* Description of the task:
Report only the number of lines that hold the word "Emissions".

(Records that describe figures)
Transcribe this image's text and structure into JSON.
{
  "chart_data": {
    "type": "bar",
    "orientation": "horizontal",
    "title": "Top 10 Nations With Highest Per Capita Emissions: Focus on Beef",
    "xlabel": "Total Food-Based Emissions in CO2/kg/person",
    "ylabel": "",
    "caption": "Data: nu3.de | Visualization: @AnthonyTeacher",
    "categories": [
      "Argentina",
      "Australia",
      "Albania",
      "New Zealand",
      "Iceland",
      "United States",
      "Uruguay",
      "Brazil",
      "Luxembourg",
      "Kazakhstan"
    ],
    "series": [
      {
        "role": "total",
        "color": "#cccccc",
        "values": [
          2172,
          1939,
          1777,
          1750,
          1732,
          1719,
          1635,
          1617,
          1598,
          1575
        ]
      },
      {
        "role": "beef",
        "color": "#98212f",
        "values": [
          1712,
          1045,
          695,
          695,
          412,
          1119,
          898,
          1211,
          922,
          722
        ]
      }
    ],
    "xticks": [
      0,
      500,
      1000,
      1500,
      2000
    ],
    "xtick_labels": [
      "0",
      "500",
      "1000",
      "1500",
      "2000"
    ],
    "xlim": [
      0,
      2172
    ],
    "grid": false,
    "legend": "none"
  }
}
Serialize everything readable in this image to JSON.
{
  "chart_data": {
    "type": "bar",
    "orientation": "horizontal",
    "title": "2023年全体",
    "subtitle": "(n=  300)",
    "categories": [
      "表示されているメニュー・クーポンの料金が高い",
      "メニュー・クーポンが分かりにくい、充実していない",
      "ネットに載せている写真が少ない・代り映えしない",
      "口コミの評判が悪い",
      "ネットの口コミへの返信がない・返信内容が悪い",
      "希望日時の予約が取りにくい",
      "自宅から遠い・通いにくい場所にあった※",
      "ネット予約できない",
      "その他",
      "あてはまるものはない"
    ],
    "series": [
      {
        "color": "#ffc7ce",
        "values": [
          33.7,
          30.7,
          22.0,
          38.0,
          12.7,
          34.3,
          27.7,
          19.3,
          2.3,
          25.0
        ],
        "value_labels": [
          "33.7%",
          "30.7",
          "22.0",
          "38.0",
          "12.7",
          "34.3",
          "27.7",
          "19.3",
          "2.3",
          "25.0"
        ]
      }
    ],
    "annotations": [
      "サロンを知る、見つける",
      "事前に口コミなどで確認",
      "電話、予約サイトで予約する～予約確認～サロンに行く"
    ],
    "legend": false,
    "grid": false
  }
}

* The output:
2